:: Exercise passage

type PaymentWebhookEventType = | "checkout.succeeded" | "checkout.failed" | "subscription.created" | "subscription.renewed" | "subscription.canceled" | "subscription.past_due" | "refund.issued" | "refund.succeeded" | "refund.failed" | "dispute.created"
type PaymentWebhookEvent = { type: PaymentWebhookEventType sessionId?: string subscriptionId?: string refundId?: string amount?: number currency?: string metadata?: Record<string, string>}const event = parsePaymentWebhook("stripe", rawEvent)if (event === null) { return new Response(null, { status: 200 }) // unrecognized type — acknowledge and ignore}switch (event.type) { case "subscription.renewed": // ...}A null return means the event type is not one you act on — acknowledge and move on. parsePaymentWebhook covers Stripe and Paddle only; Polar’s one-time checkout model has no normalized webhook events.
Handling errors
Section titled “Handling errors”Every failure raises a PaymentsError. It carries a kind, an HTTP status you can forward verbatim, and — for throttling — a retryAfterSec.
import { PaymentsError } from "@anyknown/app-server"

::::

_Assigned task 1_
According to the payments documentation, which payment providers does parsePaymentWebhook cover?
_Assigned task 2_
Please copy out the part of the payments documentation starting at "type PaymentWebhookEventType = |" and ending at "normalized webhook events.".
_Assigned task 3_
Write a continuation of the payments documentation, picking up right after its final line.
The records have nothing to do with the payments documentation.

:: Dataset records

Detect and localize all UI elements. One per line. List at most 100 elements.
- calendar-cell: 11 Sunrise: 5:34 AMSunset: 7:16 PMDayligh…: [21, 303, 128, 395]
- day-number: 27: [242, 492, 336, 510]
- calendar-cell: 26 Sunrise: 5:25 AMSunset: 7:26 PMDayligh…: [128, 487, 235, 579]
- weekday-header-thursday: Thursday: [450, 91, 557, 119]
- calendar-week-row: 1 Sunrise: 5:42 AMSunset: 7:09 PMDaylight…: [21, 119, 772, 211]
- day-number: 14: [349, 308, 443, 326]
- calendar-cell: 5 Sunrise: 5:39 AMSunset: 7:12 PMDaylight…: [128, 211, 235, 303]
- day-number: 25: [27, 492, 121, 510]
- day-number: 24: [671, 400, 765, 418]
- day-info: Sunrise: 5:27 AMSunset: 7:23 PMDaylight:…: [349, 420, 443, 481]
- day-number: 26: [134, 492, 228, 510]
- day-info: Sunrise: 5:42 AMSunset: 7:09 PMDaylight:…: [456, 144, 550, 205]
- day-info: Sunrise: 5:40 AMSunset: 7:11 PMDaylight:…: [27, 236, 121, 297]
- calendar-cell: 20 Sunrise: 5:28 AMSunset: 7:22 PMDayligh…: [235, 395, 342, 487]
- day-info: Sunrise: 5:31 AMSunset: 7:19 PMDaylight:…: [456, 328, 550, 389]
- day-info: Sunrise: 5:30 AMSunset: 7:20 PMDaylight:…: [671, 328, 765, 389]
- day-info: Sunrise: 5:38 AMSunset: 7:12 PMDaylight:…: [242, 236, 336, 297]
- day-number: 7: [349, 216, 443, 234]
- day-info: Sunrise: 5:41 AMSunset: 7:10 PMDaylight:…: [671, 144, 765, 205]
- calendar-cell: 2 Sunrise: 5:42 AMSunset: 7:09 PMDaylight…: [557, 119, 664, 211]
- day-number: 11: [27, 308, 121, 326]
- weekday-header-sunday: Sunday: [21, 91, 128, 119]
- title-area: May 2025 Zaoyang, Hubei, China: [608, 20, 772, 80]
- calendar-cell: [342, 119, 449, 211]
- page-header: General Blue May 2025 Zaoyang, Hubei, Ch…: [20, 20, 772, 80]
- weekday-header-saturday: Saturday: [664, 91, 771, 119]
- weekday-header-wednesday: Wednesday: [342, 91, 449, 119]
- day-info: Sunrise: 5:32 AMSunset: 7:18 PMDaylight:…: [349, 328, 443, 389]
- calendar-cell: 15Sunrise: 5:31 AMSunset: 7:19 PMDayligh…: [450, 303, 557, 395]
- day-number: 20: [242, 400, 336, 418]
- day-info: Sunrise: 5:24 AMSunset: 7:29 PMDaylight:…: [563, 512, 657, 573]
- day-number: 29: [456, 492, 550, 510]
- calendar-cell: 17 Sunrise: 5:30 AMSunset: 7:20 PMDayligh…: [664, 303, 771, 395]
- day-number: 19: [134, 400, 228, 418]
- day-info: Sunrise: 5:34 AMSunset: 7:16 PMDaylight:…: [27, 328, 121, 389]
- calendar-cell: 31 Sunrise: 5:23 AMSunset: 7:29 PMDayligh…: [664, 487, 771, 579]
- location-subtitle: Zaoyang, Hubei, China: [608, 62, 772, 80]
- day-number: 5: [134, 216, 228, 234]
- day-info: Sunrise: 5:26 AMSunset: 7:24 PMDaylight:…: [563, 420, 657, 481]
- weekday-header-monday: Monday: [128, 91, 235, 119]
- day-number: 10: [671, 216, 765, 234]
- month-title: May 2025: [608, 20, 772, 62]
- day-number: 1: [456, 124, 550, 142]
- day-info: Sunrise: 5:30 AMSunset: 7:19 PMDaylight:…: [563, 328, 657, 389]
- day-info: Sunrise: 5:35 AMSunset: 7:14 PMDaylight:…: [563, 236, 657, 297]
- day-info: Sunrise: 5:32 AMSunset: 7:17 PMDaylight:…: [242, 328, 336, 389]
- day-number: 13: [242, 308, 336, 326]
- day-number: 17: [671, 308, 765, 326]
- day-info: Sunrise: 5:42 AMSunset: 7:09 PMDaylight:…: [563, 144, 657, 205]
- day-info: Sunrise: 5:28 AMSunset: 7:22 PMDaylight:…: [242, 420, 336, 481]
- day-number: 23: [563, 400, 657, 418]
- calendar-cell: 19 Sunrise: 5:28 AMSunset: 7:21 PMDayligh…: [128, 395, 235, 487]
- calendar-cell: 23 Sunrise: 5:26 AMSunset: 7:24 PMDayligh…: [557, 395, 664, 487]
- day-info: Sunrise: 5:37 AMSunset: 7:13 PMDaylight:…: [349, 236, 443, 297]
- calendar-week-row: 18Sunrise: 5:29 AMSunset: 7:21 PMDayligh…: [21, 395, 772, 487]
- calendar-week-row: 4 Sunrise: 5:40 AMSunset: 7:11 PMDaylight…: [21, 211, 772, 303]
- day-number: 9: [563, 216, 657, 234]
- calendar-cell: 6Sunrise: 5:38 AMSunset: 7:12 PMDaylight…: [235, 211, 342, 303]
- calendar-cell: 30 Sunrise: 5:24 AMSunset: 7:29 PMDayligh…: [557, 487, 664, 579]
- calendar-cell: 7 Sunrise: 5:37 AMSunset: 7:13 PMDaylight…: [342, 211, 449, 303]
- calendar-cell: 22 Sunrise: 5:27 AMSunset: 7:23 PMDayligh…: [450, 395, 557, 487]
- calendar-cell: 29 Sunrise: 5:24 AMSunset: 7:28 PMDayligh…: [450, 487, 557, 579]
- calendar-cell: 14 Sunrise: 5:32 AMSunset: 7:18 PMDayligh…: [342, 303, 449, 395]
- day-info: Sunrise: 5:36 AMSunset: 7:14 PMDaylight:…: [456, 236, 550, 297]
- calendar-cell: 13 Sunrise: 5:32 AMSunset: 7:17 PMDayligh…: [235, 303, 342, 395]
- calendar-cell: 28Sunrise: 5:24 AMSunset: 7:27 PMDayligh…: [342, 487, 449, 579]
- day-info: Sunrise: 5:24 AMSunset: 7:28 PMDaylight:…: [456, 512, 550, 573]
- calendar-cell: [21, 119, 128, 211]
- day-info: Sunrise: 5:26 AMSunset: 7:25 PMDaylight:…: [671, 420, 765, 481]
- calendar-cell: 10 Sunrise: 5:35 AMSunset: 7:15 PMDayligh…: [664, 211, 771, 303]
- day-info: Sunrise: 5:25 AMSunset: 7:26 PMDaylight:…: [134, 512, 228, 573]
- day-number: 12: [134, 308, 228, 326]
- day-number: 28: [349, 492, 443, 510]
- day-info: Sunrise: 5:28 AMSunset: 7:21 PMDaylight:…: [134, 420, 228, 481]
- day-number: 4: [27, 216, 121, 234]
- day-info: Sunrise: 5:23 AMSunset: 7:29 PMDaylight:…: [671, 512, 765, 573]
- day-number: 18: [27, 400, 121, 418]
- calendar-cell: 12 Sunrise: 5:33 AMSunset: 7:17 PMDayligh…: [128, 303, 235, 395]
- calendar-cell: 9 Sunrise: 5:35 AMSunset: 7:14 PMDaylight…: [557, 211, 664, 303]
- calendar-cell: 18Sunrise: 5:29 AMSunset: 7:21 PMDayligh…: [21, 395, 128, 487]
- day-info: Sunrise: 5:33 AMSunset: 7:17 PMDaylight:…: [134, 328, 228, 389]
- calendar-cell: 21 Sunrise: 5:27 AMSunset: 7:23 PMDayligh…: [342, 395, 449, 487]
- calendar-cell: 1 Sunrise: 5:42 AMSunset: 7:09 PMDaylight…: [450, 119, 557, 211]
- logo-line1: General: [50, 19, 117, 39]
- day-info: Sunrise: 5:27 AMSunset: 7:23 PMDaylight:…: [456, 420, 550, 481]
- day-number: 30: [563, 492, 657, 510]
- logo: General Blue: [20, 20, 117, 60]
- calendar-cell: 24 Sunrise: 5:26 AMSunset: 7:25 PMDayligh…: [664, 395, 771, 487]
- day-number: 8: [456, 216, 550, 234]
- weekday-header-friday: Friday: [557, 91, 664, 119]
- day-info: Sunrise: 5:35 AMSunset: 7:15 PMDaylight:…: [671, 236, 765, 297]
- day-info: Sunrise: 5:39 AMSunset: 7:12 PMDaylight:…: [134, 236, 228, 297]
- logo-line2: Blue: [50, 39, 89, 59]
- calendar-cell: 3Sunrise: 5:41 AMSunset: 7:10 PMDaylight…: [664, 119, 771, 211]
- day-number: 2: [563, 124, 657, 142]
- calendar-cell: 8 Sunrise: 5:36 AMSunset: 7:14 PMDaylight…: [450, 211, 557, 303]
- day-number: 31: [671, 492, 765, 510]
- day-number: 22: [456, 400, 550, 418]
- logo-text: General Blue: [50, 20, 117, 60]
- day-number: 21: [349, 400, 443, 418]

::::

_Result 1_
Stripe and Paddle only.

_Result 2_
type PaymentWebhookEventType = | "checkout.succeeded" | "checkout.failed" | "subscription.created" | "subscription.renewed" | "subscription.canceled" | "subscription.past_due" | "refund.issued" | "refund.succeeded" | "refund.failed" | "dispute.created"
type PaymentWebhookEvent = { type: PaymentWebhookEventType sessionId?: string subscriptionId?: string refundId?: string amount?: number currency?: string metadata?: Record<string, string>}const event = parsePaymentWebhook("stripe", rawEvent)if (event === null) { return new Response(null, { status: 200 }) // unrecognized type — acknowledge and ignore}switch (event.type) { case "subscription.renewed": // ...}A null return means the event type is not one you act on — acknowledge and move on. parsePaymentWebhook covers Stripe and Paddle only; Polar’s one-time checkout model has no normalized webhook events.

_Result 3_
class PaymentsError extends Error { readonly kind: PaymentsErrorKind readonly status: number readonly providerErrorType?: string // the provider's own error-type string readonly retryAfterSec?: number // set when kind === "rate-limited"}
type PaymentsErrorKind = | "secret-missing" | "validation" | "product-not-found" | "card-declined" | "auth" | "rate-limited" | "provider-error" | "not-available"kind | status | When it is thrown |
|---|---|---|
"secret-missing" | 412 | The provider key is not set in Secret Storage |
"validation" | 400 | Bad input, or an option this provider does not support |
"product-not-found" | 404 | The productId does not exist for this provider |
"card-declined" | 402 | The card was declined (Stripe synchronous charge paths only) |
"auth" | 502 | The provider key is invalid or lacks the required scope |
"rate-limited" | 429 | Throttled by the provider; respect retryAfterSec |
"provider-error" | 502 / 503 | Upstream issue; 503 means the circuit breaker is open (fail-fast) |
"not-available" | 501 | This provider does not implement the method you called |
Catch the error and forward its status, building the response from err.message and err.status directly:
const sdk = c.get("sdk")try { const { checkoutUrl } = await sdk.payments.checkout({ productId: "prod_123", successUrl: "https://your-app.anyknown.app/checkout/return", }) return Response.redirect(checkoutUrl, 303)} catch (err) { if (err instanceof PaymentsError) { return new Response(err.message, { status: err.status }) } throw err}For Stripe, distinguish "card-declined" (status 402) from "provider-error" in your UI — a decline is the Visitor’s card, not an upstream fault, and the two deserve different messaging. On Paddle, card declines surface asynchronously via webhook rather than as a synchronous card-declined error.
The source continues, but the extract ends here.